What the task asks – Write out the records again, exactly, leaving none out.

** Begin **

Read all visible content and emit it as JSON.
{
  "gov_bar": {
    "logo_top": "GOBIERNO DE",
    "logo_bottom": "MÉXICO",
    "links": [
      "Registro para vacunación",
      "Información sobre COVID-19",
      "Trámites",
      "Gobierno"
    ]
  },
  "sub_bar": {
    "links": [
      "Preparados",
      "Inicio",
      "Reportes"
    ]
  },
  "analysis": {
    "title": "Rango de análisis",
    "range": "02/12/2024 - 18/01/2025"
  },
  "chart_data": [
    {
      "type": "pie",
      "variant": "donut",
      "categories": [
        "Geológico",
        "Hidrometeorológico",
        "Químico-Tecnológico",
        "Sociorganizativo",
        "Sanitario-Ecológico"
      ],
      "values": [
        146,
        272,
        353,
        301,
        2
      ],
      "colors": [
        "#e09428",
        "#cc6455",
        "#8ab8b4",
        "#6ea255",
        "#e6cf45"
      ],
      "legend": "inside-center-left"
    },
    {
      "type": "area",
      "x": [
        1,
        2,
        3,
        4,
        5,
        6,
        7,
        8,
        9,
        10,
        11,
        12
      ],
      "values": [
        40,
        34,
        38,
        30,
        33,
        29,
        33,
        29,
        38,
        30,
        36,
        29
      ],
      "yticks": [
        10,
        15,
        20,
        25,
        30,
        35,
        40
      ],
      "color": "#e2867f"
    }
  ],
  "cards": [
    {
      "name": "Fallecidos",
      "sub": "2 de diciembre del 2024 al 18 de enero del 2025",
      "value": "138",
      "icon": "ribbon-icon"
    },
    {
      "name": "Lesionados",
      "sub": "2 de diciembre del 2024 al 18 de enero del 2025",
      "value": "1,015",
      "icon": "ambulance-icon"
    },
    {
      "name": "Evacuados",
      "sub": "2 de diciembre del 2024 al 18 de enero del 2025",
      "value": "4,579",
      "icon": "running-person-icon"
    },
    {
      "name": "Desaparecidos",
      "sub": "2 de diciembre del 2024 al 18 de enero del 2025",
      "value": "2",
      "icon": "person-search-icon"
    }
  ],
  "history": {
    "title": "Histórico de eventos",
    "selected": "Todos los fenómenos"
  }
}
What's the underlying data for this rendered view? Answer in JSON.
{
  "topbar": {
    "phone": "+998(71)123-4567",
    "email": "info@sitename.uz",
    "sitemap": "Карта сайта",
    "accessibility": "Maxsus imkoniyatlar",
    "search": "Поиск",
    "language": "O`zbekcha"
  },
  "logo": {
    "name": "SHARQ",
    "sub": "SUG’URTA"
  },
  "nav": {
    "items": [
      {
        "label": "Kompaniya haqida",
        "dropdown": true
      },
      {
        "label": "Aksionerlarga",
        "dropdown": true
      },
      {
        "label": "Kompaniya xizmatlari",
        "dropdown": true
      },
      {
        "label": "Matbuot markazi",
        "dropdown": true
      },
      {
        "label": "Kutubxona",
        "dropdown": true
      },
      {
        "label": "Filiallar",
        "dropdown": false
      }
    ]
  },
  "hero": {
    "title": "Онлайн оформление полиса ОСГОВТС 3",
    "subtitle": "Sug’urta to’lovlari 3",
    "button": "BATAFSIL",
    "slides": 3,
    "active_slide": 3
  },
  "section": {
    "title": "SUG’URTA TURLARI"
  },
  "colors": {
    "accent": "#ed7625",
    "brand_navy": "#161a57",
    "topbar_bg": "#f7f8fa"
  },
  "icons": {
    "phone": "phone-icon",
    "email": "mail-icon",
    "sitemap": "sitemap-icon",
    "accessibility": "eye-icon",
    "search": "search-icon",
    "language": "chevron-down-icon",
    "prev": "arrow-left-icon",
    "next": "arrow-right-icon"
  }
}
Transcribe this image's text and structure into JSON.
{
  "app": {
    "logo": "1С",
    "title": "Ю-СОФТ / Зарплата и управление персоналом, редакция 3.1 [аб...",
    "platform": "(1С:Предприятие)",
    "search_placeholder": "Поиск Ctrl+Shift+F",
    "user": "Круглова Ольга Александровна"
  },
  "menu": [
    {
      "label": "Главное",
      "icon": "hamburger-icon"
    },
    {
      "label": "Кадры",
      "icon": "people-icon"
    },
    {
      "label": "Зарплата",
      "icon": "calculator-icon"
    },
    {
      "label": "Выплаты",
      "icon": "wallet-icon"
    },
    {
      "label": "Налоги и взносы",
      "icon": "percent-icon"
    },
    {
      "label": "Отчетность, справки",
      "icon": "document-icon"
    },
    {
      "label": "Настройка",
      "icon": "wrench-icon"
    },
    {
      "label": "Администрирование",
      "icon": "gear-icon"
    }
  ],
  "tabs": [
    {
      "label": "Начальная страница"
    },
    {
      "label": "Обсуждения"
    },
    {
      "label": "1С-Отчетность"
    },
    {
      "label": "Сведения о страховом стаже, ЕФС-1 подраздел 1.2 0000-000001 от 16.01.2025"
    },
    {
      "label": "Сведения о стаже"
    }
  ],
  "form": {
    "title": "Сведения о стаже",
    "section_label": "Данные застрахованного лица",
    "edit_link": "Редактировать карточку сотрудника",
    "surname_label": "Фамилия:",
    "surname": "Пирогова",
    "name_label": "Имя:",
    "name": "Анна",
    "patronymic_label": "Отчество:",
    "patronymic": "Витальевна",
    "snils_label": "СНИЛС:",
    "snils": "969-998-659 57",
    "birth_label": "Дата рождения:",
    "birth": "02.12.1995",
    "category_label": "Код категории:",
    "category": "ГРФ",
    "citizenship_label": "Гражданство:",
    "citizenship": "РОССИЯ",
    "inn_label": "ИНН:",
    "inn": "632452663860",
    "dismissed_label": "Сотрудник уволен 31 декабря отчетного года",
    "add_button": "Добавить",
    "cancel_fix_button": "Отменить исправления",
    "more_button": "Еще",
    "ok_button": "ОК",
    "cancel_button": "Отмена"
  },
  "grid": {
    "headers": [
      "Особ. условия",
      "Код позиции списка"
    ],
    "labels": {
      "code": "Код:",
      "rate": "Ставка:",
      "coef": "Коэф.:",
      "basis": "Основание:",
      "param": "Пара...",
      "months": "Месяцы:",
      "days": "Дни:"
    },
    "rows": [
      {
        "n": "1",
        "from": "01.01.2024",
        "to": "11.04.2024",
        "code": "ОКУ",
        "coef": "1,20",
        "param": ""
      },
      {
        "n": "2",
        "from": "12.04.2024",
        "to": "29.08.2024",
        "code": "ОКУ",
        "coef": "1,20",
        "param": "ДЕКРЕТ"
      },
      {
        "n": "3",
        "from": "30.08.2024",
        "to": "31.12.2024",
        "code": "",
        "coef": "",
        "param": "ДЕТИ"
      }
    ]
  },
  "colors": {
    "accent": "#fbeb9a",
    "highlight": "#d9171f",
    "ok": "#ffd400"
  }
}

** End **

Written solution –
Read all visible content and emit it as JSON.
{
  "gov_bar": {
    "logo_top": "GOBIERNO DE",
    "logo_bottom": "MÉXICO",
    "links": [
      "Registro para vacunación",
      "Información sobre COVID-19",
      "Trámites",
      "Gobierno"
    ]
  },
  "sub_bar": {
    "links": [
      "Preparados",
      "Inicio",
      "Reportes"
    ]
  },
  "analysis": {
    "title": "Rango de análisis",
    "range": "02/12/2024 - 18/01/2025"
  },
  "chart_data": [
    {
      "type": "pie",
      "variant": "donut",
      "categories": [
        "Geológico",
        "Hidrometeorológico",
        "Químico-Tecnológico",
        "Sociorganizativo",
        "Sanitario-Ecológico"
      ],
      "values": [
        146,
        272,
        353,
        301,
        2
      ],
      "colors": [
        "#e09428",
        "#cc6455",
        "#8ab8b4",
        "#6ea255",
        "#e6cf45"
      ],
      "legend": "inside-center-left"
    },
    {
      "type": "area",
      "x": [
        1,
        2,
        3,
        4,
        5,
        6,
        7,
        8,
        9,
        10,
        11,
        12
      ],
      "values": [
        40,
        34,
        38,
        30,
        33,
        29,
        33,
        29,
        38,
        30,
        36,
        29
      ],
      "yticks": [
        10,
        15,
        20,
        25,
        30,
        35,
        40
      ],
      "color": "#e2867f"
    }
  ],
  "cards": [
    {
      "name": "Fallecidos",
      "sub": "2 de diciembre del 2024 al 18 de enero del 2025",
      "value": "138",
      "icon": "ribbon-icon"
    },
    {
      "name": "Lesionados",
      "sub": "2 de diciembre del 2024 al 18 de enero del 2025",
      "value": "1,015",
      "icon": "ambulance-icon"
    },
    {
      "name": "Evacuados",
      "sub": "2 de diciembre del 2024 al 18 de enero del 2025",
      "value": "4,579",
      "icon": "running-person-icon"
    },
    {
      "name": "Desaparecidos",
      "sub": "2 de diciembre del 2024 al 18 de enero del 2025",
      "value": "2",
      "icon": "person-search-icon"
    }
  ],
  "history": {
    "title": "Histórico de eventos",
    "selected": "Todos los fenómenos"
  }
}
What's the underlying data for this rendered view? Answer in JSON.
{
  "topbar": {
    "phone": "+998(71)123-4567",
    "email": "info@sitename.uz",
    "sitemap": "Карта сайта",
    "accessibility": "Maxsus imkoniyatlar",
    "search": "Поиск",
    "language": "O`zbekcha"
  },
  "logo": {
    "name": "SHARQ",
    "sub": "SUG’URTA"
  },
  "nav": {
    "items": [
      {
        "label": "Kompaniya haqida",
        "dropdown": true
      },
      {
        "label": "Aksionerlarga",
        "dropdown": true
      },
      {
        "label": "Kompaniya xizmatlari",
        "dropdown": true
      },
      {
        "label": "Matbuot markazi",
        "dropdown": true
      },
      {
        "label": "Kutubxona",
        "dropdown": true
      },
      {
        "label": "Filiallar",
        "dropdown": false
      }
    ]
  },
  "hero": {
    "title": "Онлайн оформление полиса ОСГОВТС 3",
    "subtitle": "Sug’urta to’lovlari 3",
    "button": "BATAFSIL",
    "slides": 3,
    "active_slide": 3
  },
  "section": {
    "title": "SUG’URTA TURLARI"
  },
  "colors": {
    "accent": "#ed7625",
    "brand_navy": "#161a57",
    "topbar_bg": "#f7f8fa"
  },
  "icons": {
    "phone": "phone-icon",
    "email": "mail-icon",
    "sitemap": "sitemap-icon",
    "accessibility": "eye-icon",
    "search": "search-icon",
    "language": "chevron-down-icon",
    "prev": "arrow-left-icon",
    "next": "arrow-right-icon"
  }
}
Transcribe this image's text and structure into JSON.
{
  "app": {
    "logo": "1С",
    "title": "Ю-СОФТ / Зарплата и управление персоналом, редакция 3.1 [аб...",
    "platform": "(1С:Предприятие)",
    "search_placeholder": "Поиск Ctrl+Shift+F",
    "user": "Круглова Ольга Александровна"
  },
  "menu": [
    {
      "label": "Главное",
      "icon": "hamburger-icon"
    },
    {
      "label": "Кадры",
      "icon": "people-icon"
    },
    {
      "label": "Зарплата",
      "icon": "calculator-icon"
    },
    {
      "label": "Выплаты",
      "icon": "wallet-icon"
    },
    {
      "label": "Налоги и взносы",
      "icon": "percent-icon"
    },
    {
      "label": "Отчетность, справки",
      "icon": "document-icon"
    },
    {
      "label": "Настройка",
      "icon": "wrench-icon"
    },
    {
      "label": "Администрирование",
      "icon": "gear-icon"
    }
  ],
  "tabs": [
    {
      "label": "Начальная страница"
    },
    {
      "label": "Обсуждения"
    },
    {
      "label": "1С-Отчетность"
    },
    {
      "label": "Сведения о страховом стаже, ЕФС-1 подраздел 1.2 0000-000001 от 16.01.2025"
    },
    {
      "label": "Сведения о стаже"
    }
  ],
  "form": {
    "title": "Сведения о стаже",
    "section_label": "Данные застрахованного лица",
    "edit_link": "Редактировать карточку сотрудника",
    "surname_label": "Фамилия:",
    "surname": "Пирогова",
    "name_label": "Имя:",
    "name": "Анна",
    "patronymic_label": "Отчество:",
    "patronymic": "Витальевна",
    "snils_label": "СНИЛС:",
    "snils": "969-998-659 57",
    "birth_label": "Дата рождения:",
    "birth": "02.12.1995",
    "category_label": "Код категории:",
    "category": "ГРФ",
    "citizenship_label": "Гражданство:",
    "citizenship": "РОССИЯ",
    "inn_label": "ИНН:",
    "inn": "632452663860",
    "dismissed_label": "Сотрудник уволен 31 декабря отчетного года",
    "add_button": "Добавить",
    "cancel_fix_button": "Отменить исправления",
    "more_button": "Еще",
    "ok_button": "ОК",
    "cancel_button": "Отмена"
  },
  "grid": {
    "headers": [
      "Особ. условия",
      "Код позиции списка"
    ],
    "labels": {
      "code": "Код:",
      "rate": "Ставка:",
      "coef": "Коэф.:",
      "basis": "Основание:",
      "param": "Пара...",
      "months": "Месяцы:",
      "days": "Дни:"
    },
    "rows": [
      {
        "n": "1",
        "from": "01.01.2024",
        "to": "11.04.2024",
        "code": "ОКУ",
        "coef": "1,20",
        "param": ""
      },
      {
        "n": "2",
        "from": "12.04.2024",
        "to": "29.08.2024",
        "code": "ОКУ",
        "coef": "1,20",
        "param": "ДЕКРЕТ"
      },
      {
        "n": "3",
        "from": "30.08.2024",
        "to": "31.12.2024",
        "code": "",
        "coef": "",
        "param": "ДЕТИ"
      }
    ]
  },
  "colors": {
    "accent": "#fbeb9a",
    "highlight": "#d9171f",
    "ok": "#ffd400"
  }
}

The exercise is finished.